[Dataset excerpt]
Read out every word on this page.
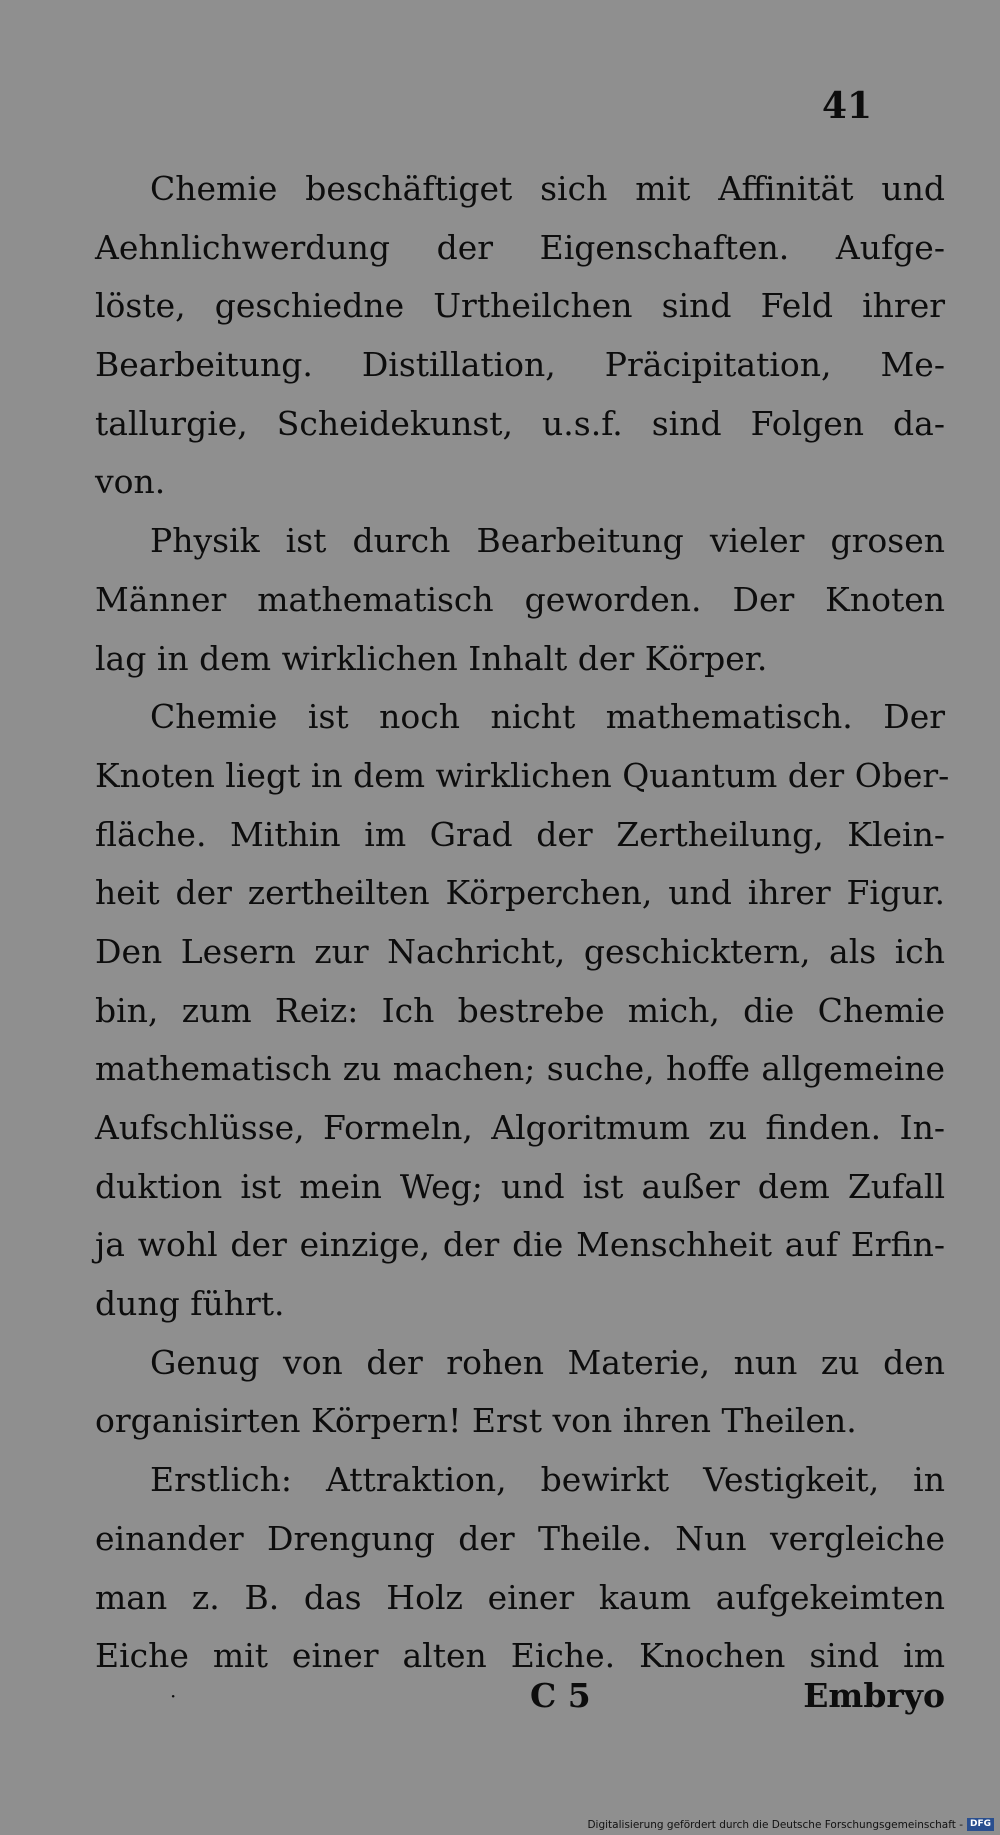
41
Chemie beschäftiget sich mit Affinität und
Aehnlichwerdung der Eigenschaften. Aufge-
löste, geschiedne Urtheilchen sind Feld ihrer
Bearbeitung. Distillation, Präcipitation, Me-
tallurgie, Scheidekunst, u.s.f. sind Folgen da-
von.
Physik ist durch Bearbeitung vieler grosen
Männer mathematisch geworden. Der Knoten
lag in dem wirklichen Inhalt der Körper.
Chemie ist noch nicht mathematisch. Der
Knoten liegt in dem wirklichen Quantum der Ober-
fläche. Mithin im Grad der Zertheilung, Klein-
heit der zertheilten Körperchen, und ihrer Figur.
Den Lesern zur Nachricht, geschicktern, als ich
bin, zum Reiz: Ich bestrebe mich, die Chemie
mathematisch zu machen; suche, hoffe allgemeine
Aufschlüsse, Formeln, Algoritmum zu finden. In-
duktion ist mein Weg; und ist außer dem Zufall
ja wohl der einzige, der die Menschheit auf Erfin-
dung führt.
Genug von der rohen Materie, nun zu den
organisirten Körpern! Erst von ihren Theilen.
Erstlich: Attraktion, bewirkt Vestigkeit, in
einander Drengung der Theile. Nun vergleiche
man z. B. das Holz einer kaum aufgekeimten
Eiche mit einer alten Eiche. Knochen sind im
·	C 5	Embryo
Digitalisierung gefördert durch die Deutsche Forschungsgemeinschaft - DFG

Task requirements = Copy out all the records exactly, excluding pictures.

Expected answer =
Read out every word on this page.
41
Chemie beschäftiget sich mit Affinität und
Aehnlichwerdung der Eigenschaften. Aufge-
löste, geschiedne Urtheilchen sind Feld ihrer
Bearbeitung. Distillation, Präcipitation, Me-
tallurgie, Scheidekunst, u.s.f. sind Folgen da-
von.
Physik ist durch Bearbeitung vieler grosen
Männer mathematisch geworden. Der Knoten
lag in dem wirklichen Inhalt der Körper.
Chemie ist noch nicht mathematisch. Der
Knoten liegt in dem wirklichen Quantum der Ober-
fläche. Mithin im Grad der Zertheilung, Klein-
heit der zertheilten Körperchen, und ihrer Figur.
Den Lesern zur Nachricht, geschicktern, als ich
bin, zum Reiz: Ich bestrebe mich, die Chemie
mathematisch zu machen; suche, hoffe allgemeine
Aufschlüsse, Formeln, Algoritmum zu finden. In-
duktion ist mein Weg; und ist außer dem Zufall
ja wohl der einzige, der die Menschheit auf Erfin-
dung führt.
Genug von der rohen Materie, nun zu den
organisirten Körpern! Erst von ihren Theilen.
Erstlich: Attraktion, bewirkt Vestigkeit, in
einander Drengung der Theile. Nun vergleiche
man z. B. das Holz einer kaum aufgekeimten
Eiche mit einer alten Eiche. Knochen sind im
·	C 5	Embryo
Digitalisierung gefördert durch die Deutsche Forschungsgemeinschaft - DFG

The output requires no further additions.